## [DO THIS]
Write every entry out again exactly, please, and skip the pictures.

## [DATA FOR THIS TASK]
________________________________________

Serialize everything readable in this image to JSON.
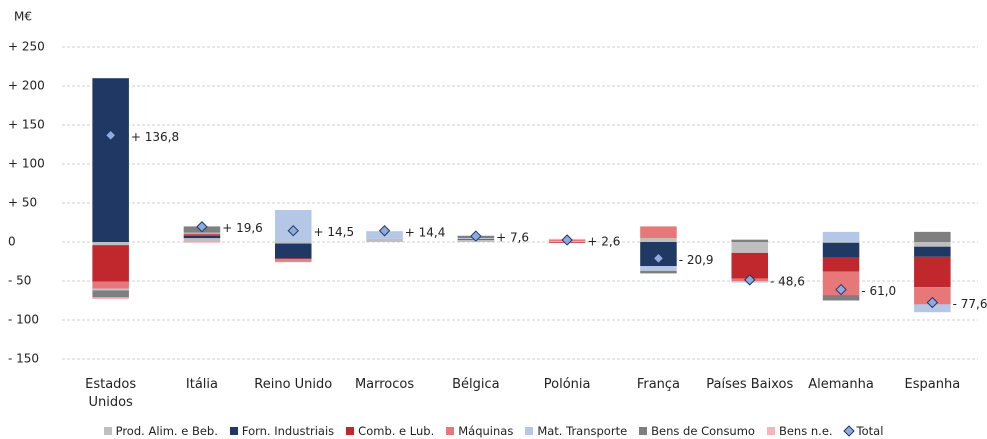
{
  "chart_data": {
    "type": "stacked_bar",
    "y_unit": "M€",
    "categories": [
      "Estados Unidos",
      "Itália",
      "Reino Unido",
      "Marrocos",
      "Bélgica",
      "Polónia",
      "França",
      "Países Baixos",
      "Alemanha",
      "Espanha"
    ],
    "series": [
      {
        "name": "Prod. Alim. e Beb.",
        "color": "#bfbfbf",
        "values": [
          -4,
          5,
          -2,
          4,
          3,
          1,
          5,
          -14,
          -1,
          -6
        ]
      },
      {
        "name": "Forn. Industriais",
        "color": "#1f3864",
        "values": [
          210,
          3,
          -19,
          0,
          1,
          0,
          -31,
          0,
          -19,
          -13
        ]
      },
      {
        "name": "Comb. e Lub.",
        "color": "#c0282d",
        "values": [
          -47,
          2,
          -1,
          0,
          0,
          -1,
          0,
          -33,
          -18,
          -39
        ]
      },
      {
        "name": "Máquinas",
        "color": "#e6787a",
        "values": [
          -9,
          1,
          -2,
          0,
          0,
          2,
          15,
          -3,
          -30,
          -22
        ]
      },
      {
        "name": "Mat. Transporte",
        "color": "#b4c7e7",
        "values": [
          -2,
          1,
          41,
          9,
          1,
          0,
          -6,
          -2,
          13,
          -10
        ]
      },
      {
        "name": "Bens de Consumo",
        "color": "#7f7f7f",
        "values": [
          -9,
          8,
          -1,
          0,
          3,
          0,
          -3,
          3,
          -7,
          13
        ]
      },
      {
        "name": "Bens n.e.",
        "color": "#f4b6b8",
        "values": [
          -2,
          -1,
          -1,
          1,
          0,
          1,
          -1,
          0,
          0,
          0
        ]
      }
    ],
    "totals": {
      "name": "Total",
      "color": "#8faadc",
      "values": [
        136.8,
        19.6,
        14.5,
        14.4,
        7.6,
        2.6,
        -20.9,
        -48.6,
        -61.0,
        -77.6
      ],
      "value_labels": [
        "+ 136,8",
        "+ 19,6",
        "+ 14,5",
        "+ 14,4",
        "+ 7,6",
        "+ 2,6",
        "- 20,9",
        "- 48,6",
        "- 61,0",
        "- 77,6"
      ]
    },
    "ylim": [
      -150,
      250
    ],
    "yticks": [
      {
        "value": -150,
        "label": "- 150"
      },
      {
        "value": -100,
        "label": "- 100"
      },
      {
        "value": -50,
        "label": "- 50"
      },
      0,
      {
        "value": 50,
        "label": "+ 50"
      },
      {
        "value": 100,
        "label": "+ 100"
      },
      {
        "value": 150,
        "label": "+ 150"
      },
      {
        "value": 200,
        "label": "+ 200"
      },
      {
        "value": 250,
        "label": "+ 250"
      }
    ],
    "grid": true
  }
}
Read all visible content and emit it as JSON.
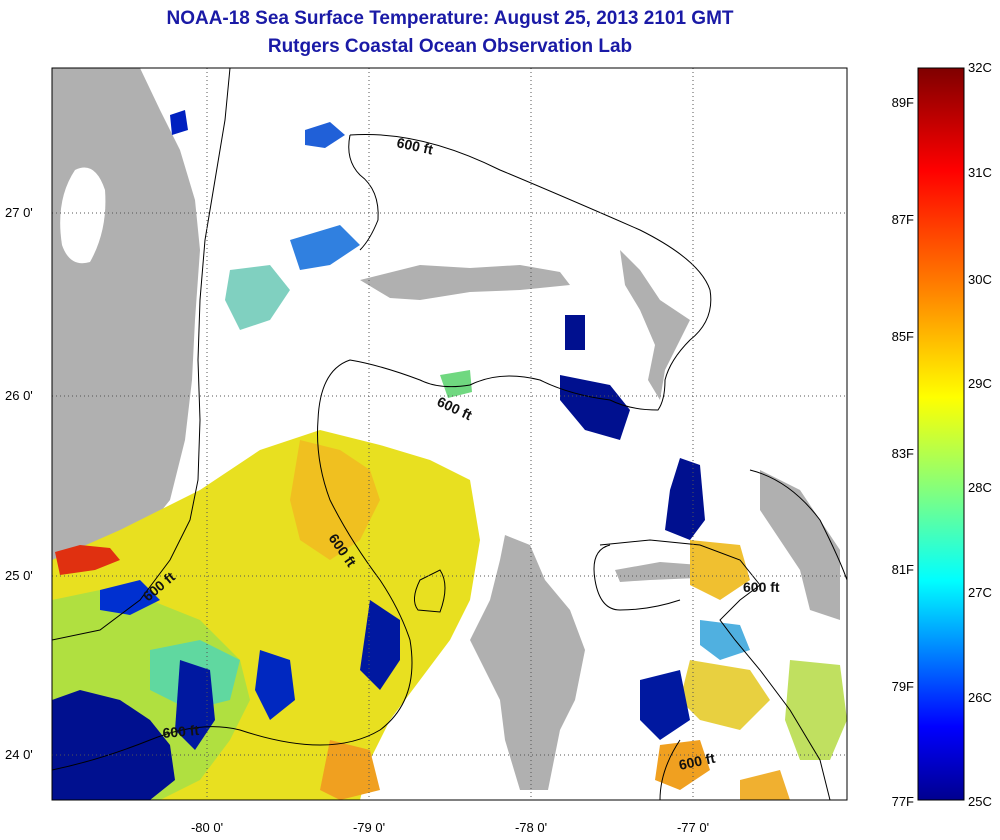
{
  "title": {
    "line1": "NOAA-18 Sea Surface Temperature:  August 25, 2013 2101 GMT",
    "line2": "Rutgers Coastal Ocean Observation Lab"
  },
  "map": {
    "lon_ticks": [
      "-80 0'",
      "-79 0'",
      "-78 0'",
      "-77 0'"
    ],
    "lat_ticks": [
      "27 0'",
      "26 0'",
      "25 0'",
      "24 0'"
    ],
    "contour_label": "600 ft",
    "land_color": "#b0b0b0",
    "missing_color": "#ffffff"
  },
  "colorbar": {
    "celsius": [
      "32C",
      "31C",
      "30C",
      "29C",
      "28C",
      "27C",
      "26C",
      "25C"
    ],
    "fahrenheit": [
      "89F",
      "87F",
      "85F",
      "83F",
      "81F",
      "79F",
      "77F"
    ],
    "stops": [
      "#7f0000",
      "#ff0000",
      "#ff8000",
      "#ffff00",
      "#80ff80",
      "#00ffff",
      "#0080ff",
      "#0000ff",
      "#00008f"
    ]
  }
}
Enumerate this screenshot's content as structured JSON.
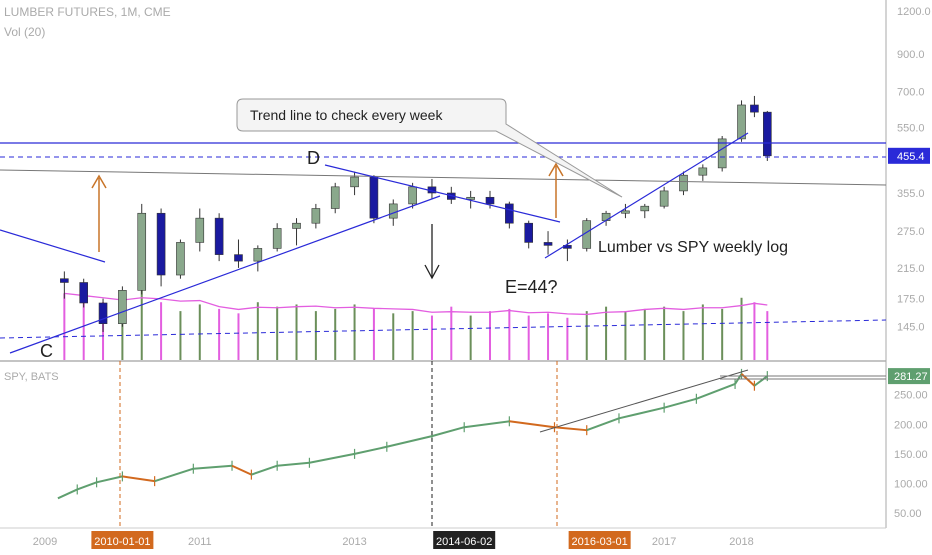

________________________________________

## [RESULT BELOW]
Serialize everything readable in this image to JSON.
{
  "chart_data": {
    "type": "stacked_bar",
    "y_unit": "M€",
    "categories": [
      "Estados Unidos",
      "Itália",
      "Reino Unido",
      "Marrocos",
      "Bélgica",
      "Polónia",
      "França",
      "Países Baixos",
      "Alemanha",
      "Espanha"
    ],
    "series": [
      {
        "name": "Prod. Alim. e Beb.",
        "color": "#bfbfbf",
        "values": [
          -4,
          5,
          -2,
          4,
          3,
          1,
          5,
          -14,
          -1,
          -6
        ]
      },
      {
        "name": "Forn. Industriais",
        "color": "#1f3864",
        "values": [
          210,
          3,
          -19,
          0,
          1,
          0,
          -31,
          0,
          -19,
          -13
        ]
      },
      {
        "name": "Comb. e Lub.",
        "color": "#c0282d",
        "values": [
          -47,
          2,
          -1,
          0,
          0,
          -1,
          0,
          -33,
          -18,
          -39
        ]
      },
      {
        "name": "Máquinas",
        "color": "#e6787a",
        "values": [
          -9,
          1,
          -2,
          0,
          0,
          2,
          15,
          -3,
          -30,
          -22
        ]
      },
      {
        "name": "Mat. Transporte",
        "color": "#b4c7e7",
        "values": [
          -2,
          1,
          41,
          9,
          1,
          0,
          -6,
          -2,
          13,
          -10
        ]
      },
      {
        "name": "Bens de Consumo",
        "color": "#7f7f7f",
        "values": [
          -9,
          8,
          -1,
          0,
          3,
          0,
          -3,
          3,
          -7,
          13
        ]
      },
      {
        "name": "Bens n.e.",
        "color": "#f4b6b8",
        "values": [
          -2,
          -1,
          -1,
          1,
          0,
          1,
          -1,
          0,
          0,
          0
        ]
      }
    ],
    "totals": {
      "name": "Total",
      "color": "#8faadc",
      "values": [
        136.8,
        19.6,
        14.5,
        14.4,
        7.6,
        2.6,
        -20.9,
        -48.6,
        -61.0,
        -77.6
      ],
      "value_labels": [
        "+ 136,8",
        "+ 19,6",
        "+ 14,5",
        "+ 14,4",
        "+ 7,6",
        "+ 2,6",
        "- 20,9",
        "- 48,6",
        "- 61,0",
        "- 77,6"
      ]
    },
    "ylim": [
      -150,
      250
    ],
    "yticks": [
      {
        "value": -150,
        "label": "- 150"
      },
      {
        "value": -100,
        "label": "- 100"
      },
      {
        "value": -50,
        "label": "- 50"
      },
      0,
      {
        "value": 50,
        "label": "+ 50"
      },
      {
        "value": 100,
        "label": "+ 100"
      },
      {
        "value": 150,
        "label": "+ 150"
      },
      {
        "value": 200,
        "label": "+ 200"
      },
      {
        "value": 250,
        "label": "+ 250"
      }
    ],
    "grid": true
  }
}
Read all visible content and emit it as JSON.
{
  "title": {
    "line1": "NOAA-18 Sea Surface Temperature:  August 25, 2013 2101 GMT",
    "line2": "Rutgers Coastal Ocean Observation Lab"
  },
  "map": {
    "lon_ticks": [
      "-80 0'",
      "-79 0'",
      "-78 0'",
      "-77 0'"
    ],
    "lat_ticks": [
      "27 0'",
      "26 0'",
      "25 0'",
      "24 0'"
    ],
    "contour_label": "600 ft",
    "land_color": "#b0b0b0",
    "missing_color": "#ffffff"
  },
  "colorbar": {
    "celsius": [
      "32C",
      "31C",
      "30C",
      "29C",
      "28C",
      "27C",
      "26C",
      "25C"
    ],
    "fahrenheit": [
      "89F",
      "87F",
      "85F",
      "83F",
      "81F",
      "79F",
      "77F"
    ],
    "stops": [
      "#7f0000",
      "#ff0000",
      "#ff8000",
      "#ffff00",
      "#80ff80",
      "#00ffff",
      "#0080ff",
      "#0000ff",
      "#00008f"
    ]
  }
}
Enumerate this screenshot's content as structured JSON.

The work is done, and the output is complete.